** BEGIN Data for processing **

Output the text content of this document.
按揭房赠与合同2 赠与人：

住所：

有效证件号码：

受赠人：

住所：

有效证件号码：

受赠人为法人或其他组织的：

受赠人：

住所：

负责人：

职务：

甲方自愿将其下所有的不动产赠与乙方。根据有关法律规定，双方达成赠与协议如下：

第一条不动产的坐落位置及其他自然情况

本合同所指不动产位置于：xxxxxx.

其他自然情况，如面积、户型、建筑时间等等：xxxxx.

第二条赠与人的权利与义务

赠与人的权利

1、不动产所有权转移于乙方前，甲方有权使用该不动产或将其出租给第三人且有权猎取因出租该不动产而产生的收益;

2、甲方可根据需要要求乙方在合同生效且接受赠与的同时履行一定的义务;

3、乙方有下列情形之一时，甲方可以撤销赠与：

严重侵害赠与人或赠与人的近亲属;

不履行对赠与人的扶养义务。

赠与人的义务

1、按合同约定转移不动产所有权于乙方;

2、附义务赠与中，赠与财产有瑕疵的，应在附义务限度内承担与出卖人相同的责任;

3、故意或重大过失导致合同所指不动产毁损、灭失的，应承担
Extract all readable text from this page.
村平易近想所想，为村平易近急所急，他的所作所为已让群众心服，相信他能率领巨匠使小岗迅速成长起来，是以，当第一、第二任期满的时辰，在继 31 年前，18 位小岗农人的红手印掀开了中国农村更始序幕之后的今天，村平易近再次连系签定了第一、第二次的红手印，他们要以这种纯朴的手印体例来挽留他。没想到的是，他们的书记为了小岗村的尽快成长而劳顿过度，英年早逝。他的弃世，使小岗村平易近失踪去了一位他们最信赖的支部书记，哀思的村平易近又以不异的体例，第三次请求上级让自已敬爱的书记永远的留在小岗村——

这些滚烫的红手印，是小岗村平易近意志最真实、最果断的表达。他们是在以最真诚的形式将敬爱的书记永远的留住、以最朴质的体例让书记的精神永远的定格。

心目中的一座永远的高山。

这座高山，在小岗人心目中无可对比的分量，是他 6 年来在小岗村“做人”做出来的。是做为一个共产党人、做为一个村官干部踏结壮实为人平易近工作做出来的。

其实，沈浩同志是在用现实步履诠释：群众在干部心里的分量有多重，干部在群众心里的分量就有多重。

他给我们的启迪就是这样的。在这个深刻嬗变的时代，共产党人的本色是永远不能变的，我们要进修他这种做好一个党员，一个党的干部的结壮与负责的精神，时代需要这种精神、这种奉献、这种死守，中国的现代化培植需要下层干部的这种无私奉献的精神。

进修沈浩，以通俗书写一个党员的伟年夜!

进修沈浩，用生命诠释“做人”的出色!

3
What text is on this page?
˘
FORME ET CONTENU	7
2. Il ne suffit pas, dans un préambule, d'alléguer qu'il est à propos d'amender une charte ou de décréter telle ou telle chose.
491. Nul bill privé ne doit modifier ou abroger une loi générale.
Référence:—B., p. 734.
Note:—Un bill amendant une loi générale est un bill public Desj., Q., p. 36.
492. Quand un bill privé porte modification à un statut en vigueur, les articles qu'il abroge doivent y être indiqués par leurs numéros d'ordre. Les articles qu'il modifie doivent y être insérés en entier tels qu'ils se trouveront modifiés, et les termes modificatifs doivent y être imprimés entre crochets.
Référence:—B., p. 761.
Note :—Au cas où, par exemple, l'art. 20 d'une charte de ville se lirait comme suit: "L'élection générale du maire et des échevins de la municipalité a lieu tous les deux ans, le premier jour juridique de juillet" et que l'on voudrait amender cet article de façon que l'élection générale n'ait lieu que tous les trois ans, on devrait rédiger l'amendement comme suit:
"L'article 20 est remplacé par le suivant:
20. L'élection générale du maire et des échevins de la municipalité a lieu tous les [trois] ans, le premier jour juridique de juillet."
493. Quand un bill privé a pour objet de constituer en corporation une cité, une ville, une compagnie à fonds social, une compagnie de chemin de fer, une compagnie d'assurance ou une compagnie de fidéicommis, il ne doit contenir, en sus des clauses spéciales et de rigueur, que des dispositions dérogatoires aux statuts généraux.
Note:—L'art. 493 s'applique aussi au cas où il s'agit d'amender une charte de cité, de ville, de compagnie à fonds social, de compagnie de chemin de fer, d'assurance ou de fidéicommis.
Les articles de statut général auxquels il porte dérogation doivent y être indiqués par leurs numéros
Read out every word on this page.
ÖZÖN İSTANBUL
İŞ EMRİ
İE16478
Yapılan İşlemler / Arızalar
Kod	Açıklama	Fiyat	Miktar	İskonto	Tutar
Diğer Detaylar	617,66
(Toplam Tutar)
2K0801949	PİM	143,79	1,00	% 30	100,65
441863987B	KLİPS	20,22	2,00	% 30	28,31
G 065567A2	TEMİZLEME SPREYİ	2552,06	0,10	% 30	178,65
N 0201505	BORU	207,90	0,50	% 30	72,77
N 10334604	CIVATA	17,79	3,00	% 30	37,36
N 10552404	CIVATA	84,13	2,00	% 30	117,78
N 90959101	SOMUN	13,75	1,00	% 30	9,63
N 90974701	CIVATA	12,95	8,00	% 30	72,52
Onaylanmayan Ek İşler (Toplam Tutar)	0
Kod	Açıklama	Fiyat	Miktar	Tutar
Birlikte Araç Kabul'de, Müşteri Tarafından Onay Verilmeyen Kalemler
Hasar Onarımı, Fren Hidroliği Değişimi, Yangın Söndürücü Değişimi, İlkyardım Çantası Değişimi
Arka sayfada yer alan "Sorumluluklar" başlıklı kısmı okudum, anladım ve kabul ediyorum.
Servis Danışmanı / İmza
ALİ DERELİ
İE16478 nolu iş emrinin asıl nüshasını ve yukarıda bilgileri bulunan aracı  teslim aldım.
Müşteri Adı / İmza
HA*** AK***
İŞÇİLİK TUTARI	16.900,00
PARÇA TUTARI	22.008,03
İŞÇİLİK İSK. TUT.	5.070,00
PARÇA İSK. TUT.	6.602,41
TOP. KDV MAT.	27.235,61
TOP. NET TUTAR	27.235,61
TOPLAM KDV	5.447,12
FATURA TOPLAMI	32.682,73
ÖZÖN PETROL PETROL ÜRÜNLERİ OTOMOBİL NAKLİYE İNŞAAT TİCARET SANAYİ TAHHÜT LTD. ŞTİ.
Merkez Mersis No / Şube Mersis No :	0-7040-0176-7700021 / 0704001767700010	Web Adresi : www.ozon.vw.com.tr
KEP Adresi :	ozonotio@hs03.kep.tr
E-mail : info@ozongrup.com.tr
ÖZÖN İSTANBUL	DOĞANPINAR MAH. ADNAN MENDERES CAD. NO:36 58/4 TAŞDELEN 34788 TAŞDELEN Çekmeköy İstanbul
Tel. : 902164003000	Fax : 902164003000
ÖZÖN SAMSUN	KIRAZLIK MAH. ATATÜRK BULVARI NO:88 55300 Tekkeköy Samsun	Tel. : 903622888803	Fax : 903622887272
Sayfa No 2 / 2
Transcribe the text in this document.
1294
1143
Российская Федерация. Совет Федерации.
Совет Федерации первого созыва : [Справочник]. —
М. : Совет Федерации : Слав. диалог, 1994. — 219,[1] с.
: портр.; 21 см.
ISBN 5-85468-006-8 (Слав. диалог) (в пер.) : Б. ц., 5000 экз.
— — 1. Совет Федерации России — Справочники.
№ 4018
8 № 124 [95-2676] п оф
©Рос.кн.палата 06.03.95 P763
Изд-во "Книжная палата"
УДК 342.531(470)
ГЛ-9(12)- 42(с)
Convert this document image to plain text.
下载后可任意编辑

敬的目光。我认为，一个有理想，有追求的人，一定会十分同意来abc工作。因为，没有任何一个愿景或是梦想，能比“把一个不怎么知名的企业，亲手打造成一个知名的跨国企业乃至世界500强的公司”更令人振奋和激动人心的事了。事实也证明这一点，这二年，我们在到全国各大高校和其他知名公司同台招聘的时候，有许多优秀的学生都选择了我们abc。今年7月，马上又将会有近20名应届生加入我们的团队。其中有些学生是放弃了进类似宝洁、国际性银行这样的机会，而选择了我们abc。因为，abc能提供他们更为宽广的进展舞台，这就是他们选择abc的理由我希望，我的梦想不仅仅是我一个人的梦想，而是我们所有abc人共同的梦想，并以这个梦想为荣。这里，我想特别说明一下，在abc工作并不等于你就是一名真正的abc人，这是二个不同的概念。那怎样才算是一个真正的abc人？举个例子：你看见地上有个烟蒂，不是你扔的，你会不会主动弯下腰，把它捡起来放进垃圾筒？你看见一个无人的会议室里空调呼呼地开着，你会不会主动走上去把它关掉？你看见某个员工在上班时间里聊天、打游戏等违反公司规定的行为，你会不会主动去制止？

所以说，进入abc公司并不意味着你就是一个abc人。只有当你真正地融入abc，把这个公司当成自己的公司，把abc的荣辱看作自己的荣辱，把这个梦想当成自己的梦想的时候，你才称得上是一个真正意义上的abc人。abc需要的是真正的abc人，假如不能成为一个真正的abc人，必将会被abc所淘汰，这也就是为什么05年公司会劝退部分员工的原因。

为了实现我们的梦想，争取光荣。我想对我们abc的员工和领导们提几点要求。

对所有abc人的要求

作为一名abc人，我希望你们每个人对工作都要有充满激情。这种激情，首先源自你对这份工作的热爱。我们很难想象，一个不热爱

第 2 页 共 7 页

** END Data for processing **

# Instruction
Out of the preceding entries, pull every line containing the string "ÖZÖN".

# Right answer
ÖZÖN İSTANBUL
ÖZÖN PETROL PETROL ÜRÜNLERİ OTOMOBİL NAKLİYE İNŞAAT TİCARET SANAYİ TAHHÜT LTD. ŞTİ.
ÖZÖN İSTANBUL	DOĞANPINAR MAH. ADNAN MENDERES CAD. NO:36 58/4 TAŞDELEN 34788 TAŞDELEN Çekmeköy İstanbul
ÖZÖN SAMSUN	KIRAZLIK MAH. ATATÜRK BULVARI NO:88 55300 Tekkeköy Samsun	Tel. : 903622888803	Fax : 903622887272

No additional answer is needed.